PROBLEM DESCRIPTION
Restate each line of the listing exactly, without carrying over any pictures.

________________

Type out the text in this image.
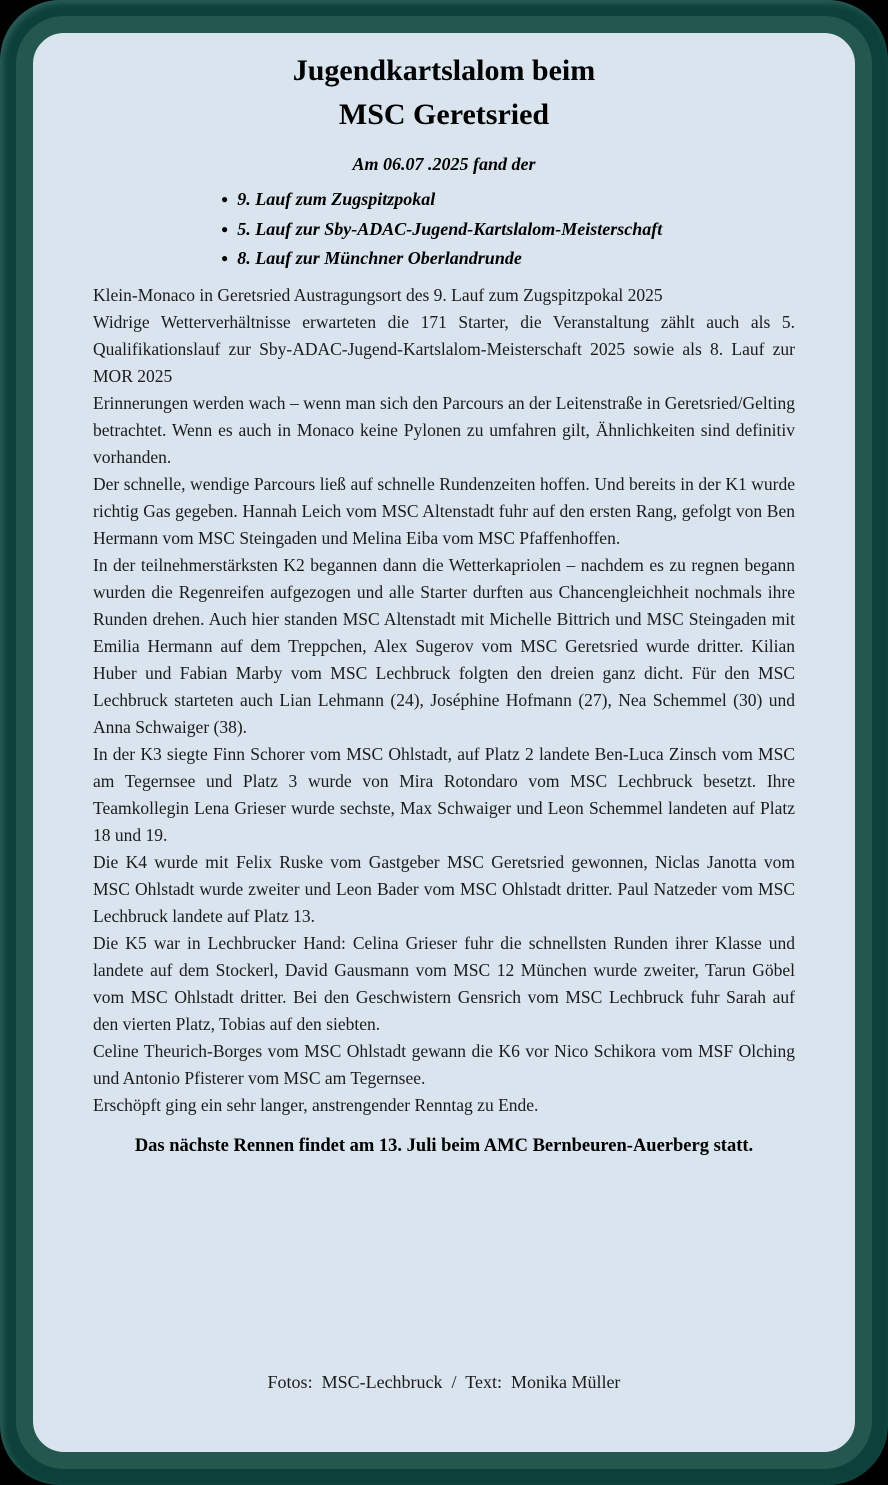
Jugendkartslalom beim
MSC Geretsried

Am 06.07 .2025 fand der

● 9. Lauf zum Zugspitzpokal
● 5. Lauf zur Sby-ADAC-Jugend-Kartslalom-Meisterschaft
● 8. Lauf zur Münchner Oberlandrunde

Klein-Monaco in Geretsried Austragungsort des 9. Lauf zum Zugspitzpokal 2025

Widrige Wetterverhältnisse erwarteten die 171 Starter, die Veranstaltung zählt auch als 5. Qualifikationslauf zur Sby-ADAC-Jugend-Kartslalom-Meisterschaft 2025 sowie als 8. Lauf zur MOR 2025

Erinnerungen werden wach – wenn man sich den Parcours an der Leitenstraße in Geretsried/Gelting betrachtet. Wenn es auch in Monaco keine Pylonen zu umfahren gilt, Ähnlichkeiten sind definitiv vorhanden.

Der schnelle, wendige Parcours ließ auf schnelle Rundenzeiten hoffen. Und bereits in der K1 wurde richtig Gas gegeben. Hannah Leich vom MSC Altenstadt fuhr auf den ersten Rang, gefolgt von Ben Hermann vom MSC Steingaden und Melina Eiba vom MSC Pfaffenhoffen.

In der teilnehmerstärksten K2 begannen dann die Wetterkapriolen – nachdem es zu regnen begann wurden die Regenreifen aufgezogen und alle Starter durften aus Chancengleichheit nochmals ihre Runden drehen. Auch hier standen MSC Altenstadt mit Michelle Bittrich und MSC Steingaden mit Emilia Hermann auf dem Treppchen, Alex Sugerov vom MSC Geretsried wurde dritter. Kilian Huber und Fabian Marby vom MSC Lechbruck folgten den dreien ganz dicht. Für den MSC Lechbruck starteten auch Lian Lehmann (24), Joséphine Hofmann (27), Nea Schemmel (30) und Anna Schwaiger (38).

In der K3 siegte Finn Schorer vom MSC Ohlstadt, auf Platz 2 landete Ben-Luca Zinsch vom MSC am Tegernsee und Platz 3 wurde von Mira Rotondaro vom MSC Lechbruck besetzt. Ihre Teamkollegin Lena Grieser wurde sechste, Max Schwaiger und Leon Schemmel landeten auf Platz 18 und 19.

Die K4 wurde mit Felix Ruske vom Gastgeber MSC Geretsried gewonnen, Niclas Janotta vom MSC Ohlstadt wurde zweiter und Leon Bader vom MSC Ohlstadt dritter. Paul Natzeder vom MSC Lechbruck landete auf Platz 13.

Die K5 war in Lechbrucker Hand: Celina Grieser fuhr die schnellsten Runden ihrer Klasse und landete auf dem Stockerl, David Gausmann vom MSC 12 München wurde zweiter, Tarun Göbel vom MSC Ohlstadt dritter. Bei den Geschwistern Gensrich vom MSC Lechbruck fuhr Sarah auf den vierten Platz, Tobias auf den siebten.

Celine Theurich-Borges vom MSC Ohlstadt gewann die K6 vor Nico Schikora vom MSF Olching und Antonio Pfisterer vom MSC am Tegernsee.

Erschöpft ging ein sehr langer, anstrengender Renntag zu Ende.

Das nächste Rennen findet am 13. Juli beim AMC Bernbeuren-Auerberg statt.

Fotos:  MSC-Lechbruck  /  Text:  Monika Müller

________________

RESULT OF THE TASK
Type out the text in this image.
Jugendkartslalom beim
MSC Geretsried

Am 06.07 .2025 fand der

● 9. Lauf zum Zugspitzpokal
● 5. Lauf zur Sby-ADAC-Jugend-Kartslalom-Meisterschaft
● 8. Lauf zur Münchner Oberlandrunde

Klein-Monaco in Geretsried Austragungsort des 9. Lauf zum Zugspitzpokal 2025

Widrige Wetterverhältnisse erwarteten die 171 Starter, die Veranstaltung zählt auch als 5. Qualifikationslauf zur Sby-ADAC-Jugend-Kartslalom-Meisterschaft 2025 sowie als 8. Lauf zur MOR 2025

Erinnerungen werden wach – wenn man sich den Parcours an der Leitenstraße in Geretsried/Gelting betrachtet. Wenn es auch in Monaco keine Pylonen zu umfahren gilt, Ähnlichkeiten sind definitiv vorhanden.

Der schnelle, wendige Parcours ließ auf schnelle Rundenzeiten hoffen. Und bereits in der K1 wurde richtig Gas gegeben. Hannah Leich vom MSC Altenstadt fuhr auf den ersten Rang, gefolgt von Ben Hermann vom MSC Steingaden und Melina Eiba vom MSC Pfaffenhoffen.

In der teilnehmerstärksten K2 begannen dann die Wetterkapriolen – nachdem es zu regnen begann wurden die Regenreifen aufgezogen und alle Starter durften aus Chancengleichheit nochmals ihre Runden drehen. Auch hier standen MSC Altenstadt mit Michelle Bittrich und MSC Steingaden mit Emilia Hermann auf dem Treppchen, Alex Sugerov vom MSC Geretsried wurde dritter. Kilian Huber und Fabian Marby vom MSC Lechbruck folgten den dreien ganz dicht. Für den MSC Lechbruck starteten auch Lian Lehmann (24), Joséphine Hofmann (27), Nea Schemmel (30) und Anna Schwaiger (38).

In der K3 siegte Finn Schorer vom MSC Ohlstadt, auf Platz 2 landete Ben-Luca Zinsch vom MSC am Tegernsee und Platz 3 wurde von Mira Rotondaro vom MSC Lechbruck besetzt. Ihre Teamkollegin Lena Grieser wurde sechste, Max Schwaiger und Leon Schemmel landeten auf Platz 18 und 19.

Die K4 wurde mit Felix Ruske vom Gastgeber MSC Geretsried gewonnen, Niclas Janotta vom MSC Ohlstadt wurde zweiter und Leon Bader vom MSC Ohlstadt dritter. Paul Natzeder vom MSC Lechbruck landete auf Platz 13.

Die K5 war in Lechbrucker Hand: Celina Grieser fuhr die schnellsten Runden ihrer Klasse und landete auf dem Stockerl, David Gausmann vom MSC 12 München wurde zweiter, Tarun Göbel vom MSC Ohlstadt dritter. Bei den Geschwistern Gensrich vom MSC Lechbruck fuhr Sarah auf den vierten Platz, Tobias auf den siebten.

Celine Theurich-Borges vom MSC Ohlstadt gewann die K6 vor Nico Schikora vom MSF Olching und Antonio Pfisterer vom MSC am Tegernsee.

Erschöpft ging ein sehr langer, anstrengender Renntag zu Ende.

Das nächste Rennen findet am 13. Juli beim AMC Bernbeuren-Auerberg statt.

Fotos:  MSC-Lechbruck  /  Text:  Monika Müller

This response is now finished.